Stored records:

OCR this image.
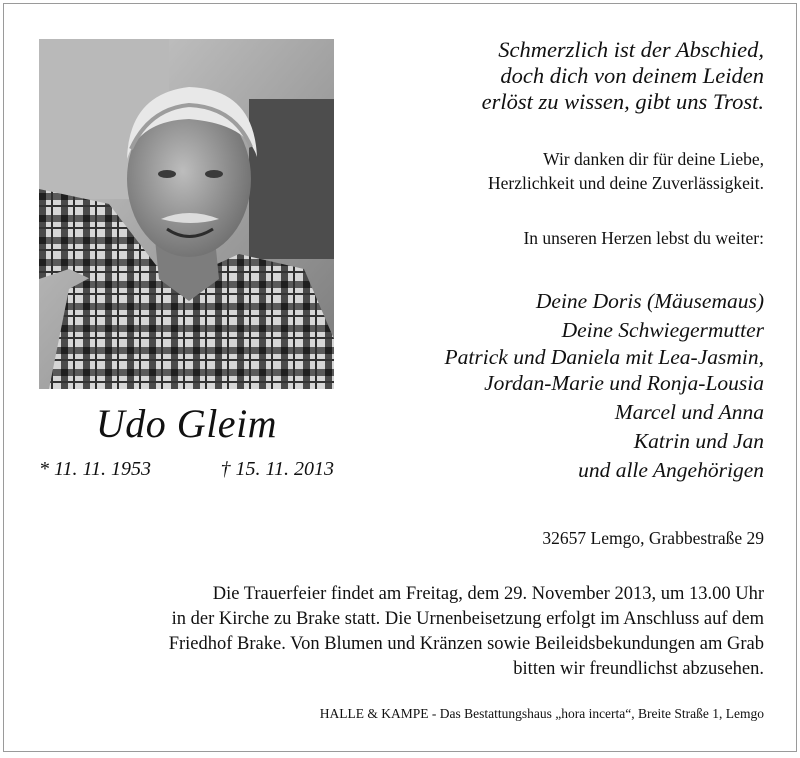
Udo Gleim
* 11. 11. 1953	† 15. 11. 2013
Schmerzlich ist der Abschied,
doch dich von deinem Leiden
erlöst zu wissen, gibt uns Trost.
Wir danken dir für deine Liebe,
Herzlichkeit und deine Zuverlässigkeit.
In unseren Herzen lebst du weiter:
Deine Doris (Mäusemaus)
Deine Schwiegermutter
Patrick und Daniela mit Lea-Jasmin,
Jordan-Marie und Ronja-Lousia
Marcel und Anna
Katrin und Jan
und alle Angehörigen
32657 Lemgo, Grabbestraße 29
Die Trauerfeier findet am Freitag, dem 29. November 2013, um 13.00 Uhr
in der Kirche zu Brake statt. Die Urnenbeisetzung erfolgt im Anschluss auf dem
Friedhof Brake. Von Blumen und Kränzen sowie Beileidsbekundungen am Grab
bitten wir freundlichst abzusehen.
HALLE & KAMPE - Das Bestattungshaus „hora incerta“, Breite Straße 1, Lemgo
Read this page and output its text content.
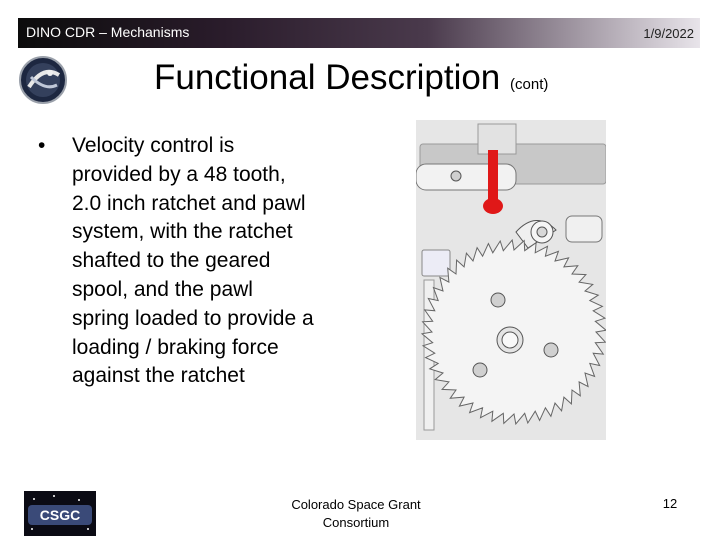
DINO CDR – Mechanisms	1/9/2022
Functional Description (cont)
• Velocity control is
provided by a 48 tooth,
2.0 inch ratchet and pawl
system, with the ratchet
shafted to the geared
spool, and the pawl
spring loaded to provide a
loading / braking force
against the ratchet
CSGC
Colorado Space Grant
Consortium
12
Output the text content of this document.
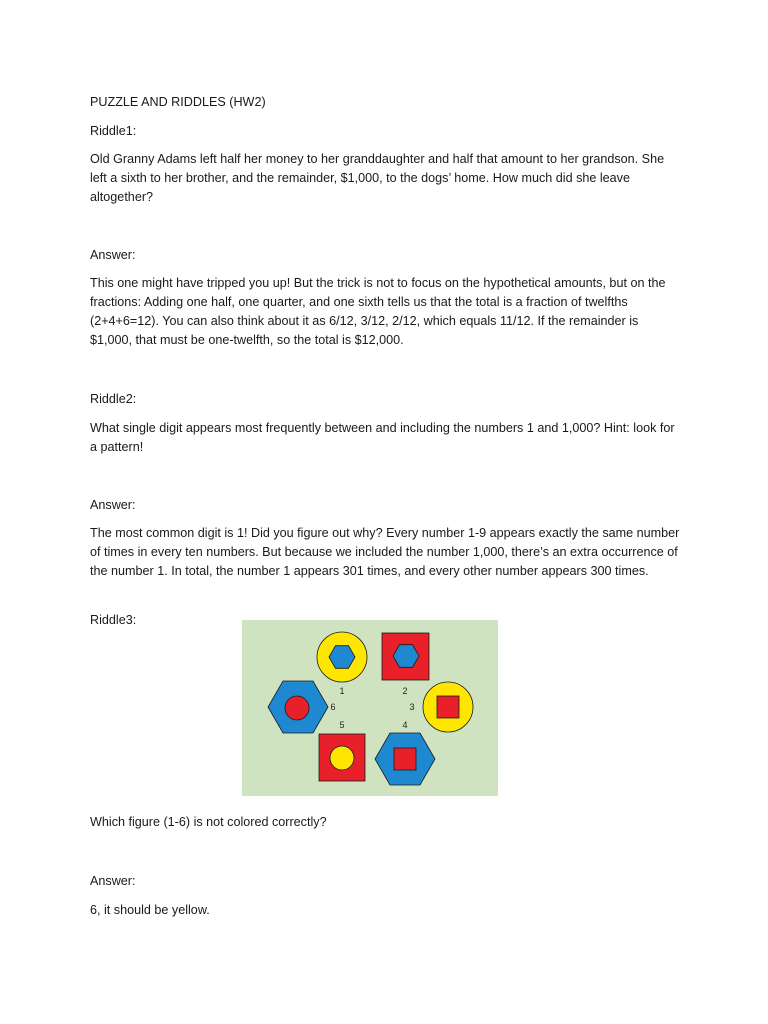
PUZZLE AND RIDDLES (HW2)

Riddle1:

Old Granny Adams left half her money to her granddaughter and half that amount to her grandson. She left a sixth to her brother, and the remainder, $1,000, to the dogs’ home. How much did she leave altogether?

Answer:

This one might have tripped you up! But the trick is not to focus on the hypothetical amounts, but on the fractions: Adding one half, one quarter, and one sixth tells us that the total is a fraction of twelfths (2+4+6=12). You can also think about it as 6/12, 3/12, 2/12, which equals 11/12. If the remainder is $1,000, that must be one-twelfth, so the total is $12,000.

Riddle2:

What single digit appears most frequently between and including the numbers 1 and 1,000? Hint: look for a pattern!

Answer:

The most common digit is 1! Did you figure out why? Every number 1-9 appears exactly the same number of times in every ten numbers. But because we included the number 1,000, there’s an extra occurrence of the number 1. In total, the number 1 appears 301 times, and every other number appears 300 times.

Riddle3:

1	2
3
4
5
6

Which figure (1-6) is not colored correctly?

Answer:

6, it should be yellow.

Problem to work on: Of the lines above, copy each that contains "pawl".

Reply:
2.0 inch ratchet and pawl
spool, and the pawl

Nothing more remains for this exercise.